→ **SUMBER**
----------

Beberapa waktu yang lalu, sempat ramai berita di berbagai media nasional tentang Pulau Natuna. Al kisah negara tetangga kita yang gemar mencaplok kekayaan alam Indonesia, Malaysia, kembali berulah. Kali ini mencoba mengklaim Pulau Natuna sebagai salah satu wilayah dari negara yang pernah hampir diserang sewaktu zaman pemerintahan presiden Bung Karno dahulu. Sebelumnya, negara yang sering diberi plesetan sebagai malingsia tersebut telah mencaplok dua pulau terluar kita, Pulau Sipadan dan Ligitan. Bukan hanya itu, beberapa kekayaan budaya nasional kita juga telah mereka klaim sebagai kekayaan budaya milik mereka. Sebut saja kesenian Reog yang jelas-jelas berasal dari salah satu kota di provinsi Jawa Timur, yaitu Ponorogo. Mungkin karena disana ada sejumlah orang yang awalanya merupakan TKI yang merantaau bertahun-tahun dan akhirnya menjadi warga negara tetap kemudian mencoba untuk menghidupkan kesenian tradisional asal daerahnya. Seiring dengan berjalannya waktu, pemerintah Malaysia menganggap itu sebagai bagian dari kebudayaan mereka. Tidak berhenti sampai disitu saja, Malaysia juga sempat mengklaim batik sebagai kekayaan budaya yang berasal dari sana. Beruntung tidak lama kemudian PBB segera menetapkan bahwa batik merupakan warisan dunia yang berasal dari Indonesia. Lagu ‘Rasa Sayange’ juga tidak luput dari klaim Malaysia, bahkan menjadi lagu ikon pariwisata mereka di tevelisi-televisi nasional Malaysia. Masih banyak kekayaan seni dan budaya asal Indonesia yang dicoba diklaim oleh Malaysia. Gerak cepat pemerintah Indonesia yang didukung oleh protes besar-besaran dari berbagai kalangan telah menyelamatkan kekayaan Indonesia dari Klaim negara tetangga yang seharusnya dulu menjadi bagian dari negara kita.

----------

→ **PETUNJUK A**
Ubah paragraf sumber yang diawali "Beberapa waktu yang lalu" menjadi daftar poin singkat yang tetap memuat fakta utamanya.
→ **PETUNJUK B**
Tentukan apakah tiap pernyataan berikut sesuai dengan sumber. Jawab ya atau tidak dan sertakan kutipan penentunya. (i) Reog berasal dari Ponorogo. (ii) PBB menetapkan batik sebagai warisan dunia asal Malaysia. (iii) Malaysia telah mencaplok Pulau Sipadan dan Ligitan.

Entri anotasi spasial
----------

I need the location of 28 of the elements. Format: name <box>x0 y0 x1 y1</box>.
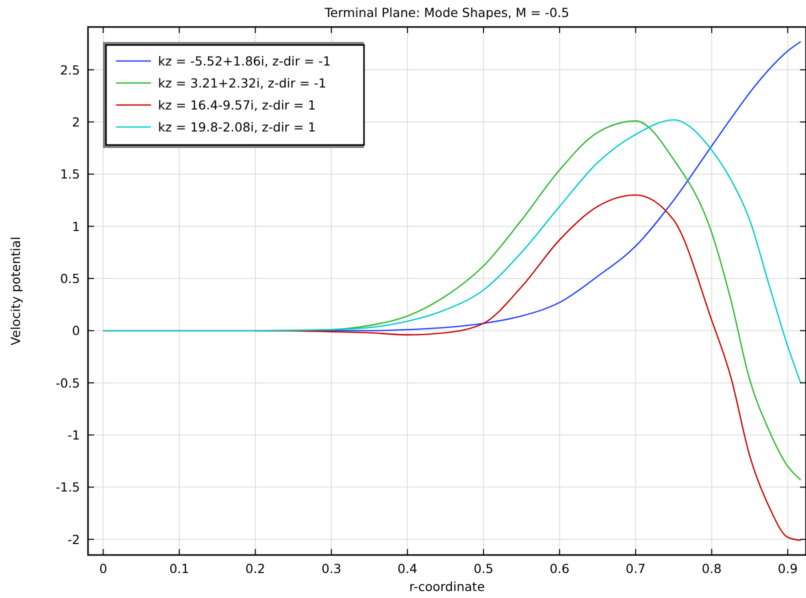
x-tick-label: 0.7 <box>626 561 646 576</box>
legend-label: kz = -5.52+1.86i, z-dir = -1 <box>158 54 331 68</box>
y-tick-label: 2.5 <box>60 62 80 78</box>
x-tick-label: 0.4 <box>398 561 418 576</box>
y-tick-label: 1 <box>72 218 80 234</box>
legend-label: kz = 19.8-2.08i, z-dir = 1 <box>158 120 316 134</box>
y-tick-label: -1 <box>68 428 80 442</box>
x-tick-label: 0 <box>99 561 108 576</box>
x-tick-label: 0.9 <box>778 561 798 576</box>
x-tick-label: 0.6 <box>550 561 570 576</box>
y-tick-label: 0 <box>72 323 80 338</box>
x-axis-title: r-coordinate <box>409 579 486 594</box>
y-tick-label: -1.5 <box>56 480 80 495</box>
y-axis-title: Velocity potential <box>8 236 23 346</box>
y-tick-label: 0.5 <box>60 270 80 286</box>
y-tick-label: 1.5 <box>60 166 80 182</box>
y-tick-label: 2 <box>72 114 80 130</box>
x-tick-label: 0.5 <box>474 561 494 576</box>
legend-label: kz = 16.4-9.57i, z-dir = 1 <box>158 98 316 112</box>
y-tick-label: -2 <box>68 532 80 547</box>
x-tick-label: 0.1 <box>169 561 190 576</box>
chart-title: Terminal Plane: Mode Shapes, M = -0.5 <box>324 5 570 20</box>
x-tick-label: 0.2 <box>245 561 266 576</box>
x-tick-label: 0.8 <box>702 561 722 576</box>
y-tick-label: -0.5 <box>56 375 80 390</box>
legend-label: kz = 3.21+2.32i, z-dir = -1 <box>158 76 326 90</box>
line-series <box>102 119 802 384</box>
x-tick-label: 0.3 <box>321 561 342 576</box>
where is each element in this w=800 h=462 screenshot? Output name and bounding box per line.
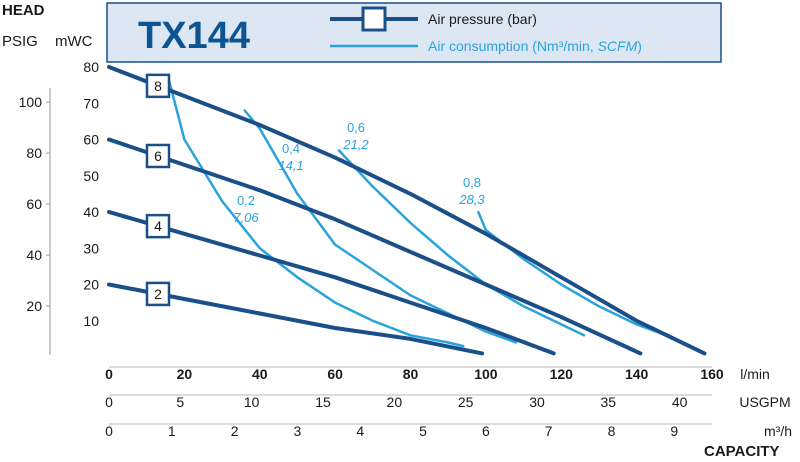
pressure-label-6: 6 [154,148,162,164]
consumption-curve-0-6 [337,149,586,337]
mwc-tick-label: 80 [83,59,99,75]
usgpm-tick-label: 30 [529,394,545,410]
pressure-line-8 [107,65,707,356]
mwc-tick-label: 40 [83,204,99,220]
m3h-tick-label: 6 [482,423,490,439]
title-box [106,2,722,63]
title-panel: TX144 Air pressure (bar) Air consumption… [106,2,722,63]
consumption-curve-0-8 [477,210,669,337]
m3h-unit-label: m³/h [764,423,792,439]
plot-labels: 8 6 4 2 0,2 7,06 0,4 14,1 0,6 21,2 0,8 28,3 [145,73,485,307]
head-label: HEAD [2,2,45,19]
usgpm-tick-label: 10 [244,394,260,410]
lmin-tick-label: 140 [625,366,649,382]
legend: Air pressure (bar) Air consumption (Nm³/… [330,6,642,54]
psig-tick-label: 40 [26,247,42,263]
legend-consumption-prefix: Air consumption (Nm³/min, [428,38,598,54]
psig-tick-label: 60 [26,196,42,212]
plot-lines [107,65,707,356]
mwc-tick-label: 20 [83,277,99,293]
mwc-tick-label: 50 [83,168,99,184]
m3h-tick-label: 8 [608,423,616,439]
usgpm-tick-label: 0 [105,394,113,410]
pressure-box-8 [145,73,171,99]
m3h-tick-label: 3 [294,423,302,439]
lmin-unit-label: l/min [740,366,770,382]
legend-consumption-italic: SCFM [598,38,638,54]
usgpm-tick-label: 40 [672,394,688,410]
usgpm-tick-label: 35 [601,394,617,410]
lmin-tick-label: 0 [105,366,113,382]
lmin-tick-label: 20 [177,366,193,382]
m3h-tick-label: 4 [356,423,364,439]
usgpm-tick-label: 20 [387,394,403,410]
pressure-label-2: 2 [154,286,162,302]
pressure-label-8: 8 [154,78,162,94]
consumption-label-scfm: 14,1 [278,158,303,173]
m3h-tick-label: 9 [670,423,678,439]
pressure-box-6 [145,143,171,169]
pressure-line-6 [107,137,643,356]
lmin-tick-label: 120 [550,366,574,382]
mwc-tick-label: 60 [83,132,99,148]
consumption-label-nm3: 0,4 [282,141,300,156]
m3h-tick-label: 5 [419,423,427,439]
legend-consumption-suffix: ) [637,38,642,54]
psig-tick-label: 100 [19,94,43,110]
m3h-tick-label: 0 [105,423,113,439]
consumption-label-scfm: 7,06 [233,210,259,225]
lmin-tick-label: 60 [327,366,343,382]
m3h-tick-label: 7 [545,423,553,439]
lmin-tick-label: 40 [252,366,268,382]
m3h-tick-label: 2 [231,423,239,439]
usgpm-tick-label: 15 [315,394,331,410]
lmin-tick-label: 100 [474,366,498,382]
psig-tick-label: 80 [26,145,42,161]
usgpm-tick-label: 25 [458,394,474,410]
model-title: TX144 [138,15,250,57]
usgpm-unit-label: USGPM [739,394,790,410]
lmin-tick-label: 160 [700,366,724,382]
m3h-tick-label: 1 [168,423,176,439]
pressure-label-4: 4 [154,218,162,234]
legend-pressure-box [361,6,387,32]
mwc-tick-label: 10 [83,313,99,329]
pressure-box-2 [145,281,171,307]
mwc-tick-label: 70 [83,95,99,111]
usgpm-tick-label: 5 [176,394,184,410]
lmin-tick-label: 80 [403,366,419,382]
consumption-label-scfm: 21,2 [342,137,369,152]
consumption-label-nm3: 0,6 [347,120,365,135]
pressure-line-4 [107,210,556,356]
mwc-label: mWC [55,33,93,50]
psig-label: PSIG [2,33,38,50]
consumption-label-nm3: 0,2 [237,193,255,208]
consumption-label-scfm: 28,3 [458,192,485,207]
psig-tick-label: 20 [26,298,42,314]
legend-consumption-label: Air consumption (Nm³/min, SCFM) [428,38,642,54]
pressure-box-4 [145,213,171,239]
mwc-tick-label: 30 [83,240,99,256]
legend-pressure-label: Air pressure (bar) [428,11,537,27]
capacity-label: CAPACITY [704,443,780,460]
consumption-label-nm3: 0,8 [463,175,481,190]
pressure-line-2 [107,282,485,356]
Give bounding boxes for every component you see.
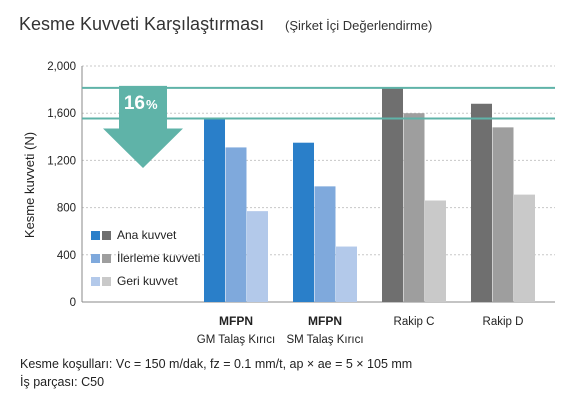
bar-geri-cat0 — [247, 211, 268, 302]
bar-ana-cat3 — [471, 103, 492, 302]
legend-swatch-geri-mfpn — [91, 277, 100, 286]
category-label-rakip-d: Rakip D — [483, 316, 524, 328]
y-tick-label: 400 — [57, 250, 76, 262]
category-label-mfpn-gm-line2: GM Talaş Kırıcı — [197, 334, 275, 346]
legend-swatch-ilerleme-rival — [102, 254, 111, 263]
legend-label-geri: Geri kuvvet — [117, 274, 178, 288]
y-tick-label: 2,000 — [47, 61, 76, 73]
y-tick-label: 800 — [57, 203, 76, 215]
legend-swatch-ana-rival — [102, 231, 111, 240]
y-tick-label: 0 — [70, 297, 76, 309]
category-label-rakip-c: Rakip C — [394, 316, 435, 328]
legend-label-ana: Ana kuvvet — [117, 228, 177, 242]
bar-ana-cat1 — [293, 142, 314, 302]
reduction-unit: % — [146, 97, 158, 112]
category-label-mfpn-sm-line2: SM Talaş Kırıcı — [286, 334, 363, 346]
bars — [204, 88, 535, 302]
legend-label-ilerleme: İlerleme kuvveti — [117, 251, 200, 265]
bar-geri-cat1 — [336, 246, 357, 302]
reference-lines — [82, 86, 555, 120]
y-tick-label: 1,200 — [47, 155, 76, 167]
bar-ilerleme-cat0 — [225, 147, 247, 302]
legend-swatch-ilerleme-mfpn — [91, 254, 100, 263]
bar-geri-cat3 — [514, 194, 535, 302]
chart-title: Kesme Kuvveti Karşılaştırması — [19, 14, 264, 34]
bar-ana-cat2 — [382, 88, 403, 302]
category-label-mfpn-gm-line1: MFPN — [219, 314, 253, 328]
cutting-conditions-note: Kesme koşulları: Vc = 150 m/dak, fz = 0.… — [20, 357, 413, 371]
workpiece-note: İş parçası: C50 — [20, 375, 105, 389]
bar-ilerleme-cat3 — [492, 127, 514, 302]
category-label-mfpn-sm-line1: MFPN — [308, 314, 342, 328]
bar-geri-cat2 — [425, 200, 446, 302]
legend: Ana kuvvet İlerleme kuvveti Geri kuvvet — [91, 228, 200, 288]
bar-ilerleme-cat2 — [403, 113, 425, 302]
y-tick-label: 1,600 — [47, 108, 76, 120]
y-tick-labels: 0 400 800 1,200 1,600 2,000 — [47, 61, 76, 309]
bar-ana-cat0 — [204, 119, 225, 302]
reduction-arrow-icon — [103, 85, 183, 168]
reduction-value: 16 — [124, 93, 145, 114]
y-axis-label: Kesme kuvveti (N) — [22, 132, 37, 238]
legend-swatch-geri-rival — [102, 277, 111, 286]
category-labels: MFPN GM Talaş Kırıcı MFPN SM Talaş Kırıc… — [197, 314, 524, 346]
chart-subtitle: (Şirket İçi Değerlendirme) — [285, 18, 432, 33]
reduction-badge: 16 % — [103, 85, 183, 168]
bar-ilerleme-cat1 — [314, 186, 336, 302]
legend-swatch-ana-mfpn — [91, 231, 100, 240]
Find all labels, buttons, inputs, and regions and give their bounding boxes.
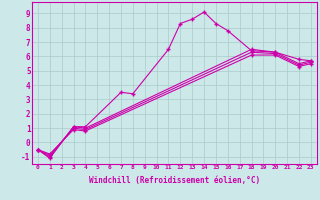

----------

→ **JAWABAN TERTULIS A**
- Media nasional sempat ramai memberitakan upaya Malaysia mengklaim Pulau Natuna.
- Sebelumnya, Malaysia telah mencaplok Pulau Sipadan dan Ligitan.
- Malaysia juga mengklaim sejumlah kekayaan budaya Indonesia:
  - Reog dari Ponorogo, Jawa Timur. Kemungkinan awalnya kesenian ini dihidupkan oleh mantan TKI yang menetap di sana, lalu dianggap sebagai budaya Malaysia oleh pemerintahnya.
  - Batik. PBB kemudian menetapkannya sebagai warisan dunia asal Indonesia.
  - Lagu "Rasa Sayange". Lagu ini dijadikan ikon pariwisata di televisi nasional Malaysia.
- Gerak cepat pemerintah Indonesia, didukung protes besar-besaran, menyelamatkan kekayaan Indonesia dari klaim tersebut.

→ **JAWABAN TERTULIS B**
(i) Ya: "kesenian Reog yang jelas-jelas berasal dari salah satu kota di provinsi Jawa Timur, yaitu Ponorogo"
(ii) Tidak: "PBB segera menetapkan bahwa batik merupakan warisan dunia yang berasal dari Indonesia"
(iii) Ya: "telah mencaplok dua pulau terluar kita, Pulau Sipadan dan Ligitan"